*INSTRUCTION*. Go through the records and show each line where the word "time" occurs.

── MATERIAL FOR THE TASK

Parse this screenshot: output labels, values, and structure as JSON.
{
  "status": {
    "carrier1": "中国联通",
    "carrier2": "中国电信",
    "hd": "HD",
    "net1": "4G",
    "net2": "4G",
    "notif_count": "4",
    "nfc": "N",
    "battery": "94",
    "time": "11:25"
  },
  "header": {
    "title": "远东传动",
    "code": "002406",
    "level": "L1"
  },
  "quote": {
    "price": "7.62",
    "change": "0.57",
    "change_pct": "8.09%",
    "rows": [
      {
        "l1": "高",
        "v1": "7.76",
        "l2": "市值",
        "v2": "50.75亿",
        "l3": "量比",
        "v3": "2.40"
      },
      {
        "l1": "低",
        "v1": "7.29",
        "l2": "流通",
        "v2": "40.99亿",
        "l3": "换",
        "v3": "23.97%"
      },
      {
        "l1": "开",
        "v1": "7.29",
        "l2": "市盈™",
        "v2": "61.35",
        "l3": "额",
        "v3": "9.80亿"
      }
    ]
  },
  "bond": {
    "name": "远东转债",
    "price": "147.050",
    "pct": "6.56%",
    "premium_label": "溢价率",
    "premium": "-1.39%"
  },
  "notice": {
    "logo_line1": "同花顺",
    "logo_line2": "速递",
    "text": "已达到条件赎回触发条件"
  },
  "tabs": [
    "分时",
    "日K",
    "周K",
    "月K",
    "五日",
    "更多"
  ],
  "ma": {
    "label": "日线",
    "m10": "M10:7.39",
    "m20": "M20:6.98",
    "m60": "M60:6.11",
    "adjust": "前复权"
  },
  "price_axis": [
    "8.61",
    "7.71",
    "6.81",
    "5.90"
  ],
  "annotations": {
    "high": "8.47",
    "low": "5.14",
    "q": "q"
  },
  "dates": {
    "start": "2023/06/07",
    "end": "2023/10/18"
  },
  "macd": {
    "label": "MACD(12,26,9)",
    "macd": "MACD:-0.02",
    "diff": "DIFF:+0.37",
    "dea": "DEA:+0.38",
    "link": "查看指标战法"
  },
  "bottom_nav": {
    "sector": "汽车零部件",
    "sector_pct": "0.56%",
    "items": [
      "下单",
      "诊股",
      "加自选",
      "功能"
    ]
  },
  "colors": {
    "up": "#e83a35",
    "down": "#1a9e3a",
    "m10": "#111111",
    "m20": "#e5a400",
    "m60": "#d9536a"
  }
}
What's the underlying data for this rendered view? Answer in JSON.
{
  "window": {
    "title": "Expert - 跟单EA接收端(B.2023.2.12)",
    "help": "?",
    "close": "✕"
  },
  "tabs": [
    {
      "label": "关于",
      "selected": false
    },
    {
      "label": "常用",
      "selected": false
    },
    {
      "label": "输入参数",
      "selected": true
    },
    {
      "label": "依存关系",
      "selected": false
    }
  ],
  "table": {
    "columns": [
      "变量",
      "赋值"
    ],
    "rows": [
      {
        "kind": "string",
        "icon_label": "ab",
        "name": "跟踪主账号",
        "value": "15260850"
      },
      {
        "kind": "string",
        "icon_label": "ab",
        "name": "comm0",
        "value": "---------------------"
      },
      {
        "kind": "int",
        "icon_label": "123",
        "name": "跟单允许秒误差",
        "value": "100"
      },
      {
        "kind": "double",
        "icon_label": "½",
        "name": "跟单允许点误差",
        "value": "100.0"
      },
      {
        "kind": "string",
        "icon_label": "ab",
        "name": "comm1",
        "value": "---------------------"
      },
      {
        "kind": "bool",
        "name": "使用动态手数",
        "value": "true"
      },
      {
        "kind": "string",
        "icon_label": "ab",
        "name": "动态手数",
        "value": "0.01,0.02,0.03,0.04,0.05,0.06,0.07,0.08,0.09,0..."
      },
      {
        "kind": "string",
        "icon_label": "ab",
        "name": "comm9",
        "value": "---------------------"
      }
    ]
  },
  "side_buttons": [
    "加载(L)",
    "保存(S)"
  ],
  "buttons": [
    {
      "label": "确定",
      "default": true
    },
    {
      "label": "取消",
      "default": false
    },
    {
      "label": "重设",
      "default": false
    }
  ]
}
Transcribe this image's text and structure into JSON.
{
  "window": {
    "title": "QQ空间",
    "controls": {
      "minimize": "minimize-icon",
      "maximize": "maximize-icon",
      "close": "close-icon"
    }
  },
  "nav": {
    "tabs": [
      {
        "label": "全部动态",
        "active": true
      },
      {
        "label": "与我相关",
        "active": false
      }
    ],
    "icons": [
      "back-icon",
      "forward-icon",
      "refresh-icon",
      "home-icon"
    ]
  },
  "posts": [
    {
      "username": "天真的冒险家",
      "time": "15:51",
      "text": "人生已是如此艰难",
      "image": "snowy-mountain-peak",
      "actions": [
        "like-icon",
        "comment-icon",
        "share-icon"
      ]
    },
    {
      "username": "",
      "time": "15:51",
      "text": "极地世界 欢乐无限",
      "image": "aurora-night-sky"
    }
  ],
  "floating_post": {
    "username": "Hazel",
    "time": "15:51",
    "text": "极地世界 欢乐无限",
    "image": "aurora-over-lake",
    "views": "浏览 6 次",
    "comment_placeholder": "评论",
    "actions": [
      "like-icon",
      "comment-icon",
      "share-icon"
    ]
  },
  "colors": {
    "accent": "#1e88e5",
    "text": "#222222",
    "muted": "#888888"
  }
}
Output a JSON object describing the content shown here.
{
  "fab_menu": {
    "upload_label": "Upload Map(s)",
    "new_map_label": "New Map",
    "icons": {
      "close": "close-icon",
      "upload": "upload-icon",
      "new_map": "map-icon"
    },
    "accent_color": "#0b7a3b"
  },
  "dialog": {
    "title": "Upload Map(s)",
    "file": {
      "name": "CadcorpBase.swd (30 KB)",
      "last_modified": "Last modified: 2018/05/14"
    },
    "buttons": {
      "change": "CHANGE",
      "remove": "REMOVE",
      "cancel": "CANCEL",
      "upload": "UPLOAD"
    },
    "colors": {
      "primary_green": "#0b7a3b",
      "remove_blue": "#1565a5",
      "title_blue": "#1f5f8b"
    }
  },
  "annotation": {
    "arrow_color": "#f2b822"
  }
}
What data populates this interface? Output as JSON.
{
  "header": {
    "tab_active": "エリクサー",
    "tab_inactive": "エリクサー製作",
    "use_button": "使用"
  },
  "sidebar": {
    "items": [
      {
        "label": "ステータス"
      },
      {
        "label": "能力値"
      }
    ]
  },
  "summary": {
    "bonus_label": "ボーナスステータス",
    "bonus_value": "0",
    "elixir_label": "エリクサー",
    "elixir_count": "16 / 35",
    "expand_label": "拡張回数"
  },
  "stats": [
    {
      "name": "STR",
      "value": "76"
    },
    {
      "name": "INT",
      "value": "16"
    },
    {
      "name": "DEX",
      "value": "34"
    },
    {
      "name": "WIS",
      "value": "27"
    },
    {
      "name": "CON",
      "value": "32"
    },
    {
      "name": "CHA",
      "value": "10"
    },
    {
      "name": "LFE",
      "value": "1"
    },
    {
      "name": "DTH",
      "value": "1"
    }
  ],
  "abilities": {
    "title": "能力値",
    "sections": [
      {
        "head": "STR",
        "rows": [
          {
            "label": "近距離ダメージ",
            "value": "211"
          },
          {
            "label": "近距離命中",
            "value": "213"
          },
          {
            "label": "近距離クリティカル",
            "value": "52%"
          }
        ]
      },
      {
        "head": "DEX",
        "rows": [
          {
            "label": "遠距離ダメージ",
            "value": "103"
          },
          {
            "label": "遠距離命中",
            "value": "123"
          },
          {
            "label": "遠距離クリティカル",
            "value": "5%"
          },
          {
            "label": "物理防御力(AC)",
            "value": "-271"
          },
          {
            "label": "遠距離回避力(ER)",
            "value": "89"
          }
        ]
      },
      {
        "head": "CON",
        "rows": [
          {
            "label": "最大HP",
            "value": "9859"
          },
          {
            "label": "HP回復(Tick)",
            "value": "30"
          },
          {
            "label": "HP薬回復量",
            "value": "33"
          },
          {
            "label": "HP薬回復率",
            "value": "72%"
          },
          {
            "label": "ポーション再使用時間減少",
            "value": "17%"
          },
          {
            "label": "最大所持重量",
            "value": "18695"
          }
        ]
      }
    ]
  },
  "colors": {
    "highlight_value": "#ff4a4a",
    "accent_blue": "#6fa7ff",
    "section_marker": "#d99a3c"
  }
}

────

*TASK RESPONSE*.
    "time": "11:25"
      "time": "15:51",
      "time": "15:51",
    "time": "15:51",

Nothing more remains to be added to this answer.